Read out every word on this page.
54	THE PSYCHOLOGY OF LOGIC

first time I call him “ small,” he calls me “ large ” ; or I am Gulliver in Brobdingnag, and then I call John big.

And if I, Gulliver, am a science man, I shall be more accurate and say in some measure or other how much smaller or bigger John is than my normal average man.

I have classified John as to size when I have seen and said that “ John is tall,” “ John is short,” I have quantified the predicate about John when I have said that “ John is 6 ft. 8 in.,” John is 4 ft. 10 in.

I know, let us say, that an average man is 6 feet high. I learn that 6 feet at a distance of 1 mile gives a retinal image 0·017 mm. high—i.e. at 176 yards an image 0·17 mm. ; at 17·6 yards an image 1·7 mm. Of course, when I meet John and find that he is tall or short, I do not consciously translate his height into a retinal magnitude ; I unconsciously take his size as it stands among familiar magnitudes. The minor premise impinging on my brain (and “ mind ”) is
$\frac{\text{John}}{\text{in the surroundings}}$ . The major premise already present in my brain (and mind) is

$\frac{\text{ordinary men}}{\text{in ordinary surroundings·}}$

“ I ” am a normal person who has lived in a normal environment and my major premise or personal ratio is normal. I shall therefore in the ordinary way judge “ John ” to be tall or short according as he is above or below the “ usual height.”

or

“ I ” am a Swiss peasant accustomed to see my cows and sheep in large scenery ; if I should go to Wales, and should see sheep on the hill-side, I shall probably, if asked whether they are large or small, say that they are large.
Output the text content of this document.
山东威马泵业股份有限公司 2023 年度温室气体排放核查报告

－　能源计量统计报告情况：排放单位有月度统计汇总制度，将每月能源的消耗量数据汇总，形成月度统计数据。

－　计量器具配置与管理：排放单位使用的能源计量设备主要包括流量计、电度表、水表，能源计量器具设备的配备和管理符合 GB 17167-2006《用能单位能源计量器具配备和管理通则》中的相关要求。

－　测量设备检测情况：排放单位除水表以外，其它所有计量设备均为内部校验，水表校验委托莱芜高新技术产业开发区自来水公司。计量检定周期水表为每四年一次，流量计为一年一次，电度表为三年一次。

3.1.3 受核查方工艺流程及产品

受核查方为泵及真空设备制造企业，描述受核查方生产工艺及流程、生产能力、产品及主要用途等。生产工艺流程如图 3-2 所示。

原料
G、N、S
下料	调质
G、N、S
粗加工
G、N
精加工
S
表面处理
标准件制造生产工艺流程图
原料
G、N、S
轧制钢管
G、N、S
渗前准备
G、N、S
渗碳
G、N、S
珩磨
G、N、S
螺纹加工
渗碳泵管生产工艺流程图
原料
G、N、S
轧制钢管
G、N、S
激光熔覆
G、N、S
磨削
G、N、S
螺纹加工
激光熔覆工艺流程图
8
#####
## Your instructions
Find the word "Gulliver" in the material, then list each line that holds it.

## Finished exercise
first time I call him “ small,” he calls me “ large ” ; or I am Gulliver in Brobdingnag, and then I call John big.
And if I, Gulliver, am a science man, I shall be more accurate and say in some measure or other how much smaller or bigger John is than my normal average man.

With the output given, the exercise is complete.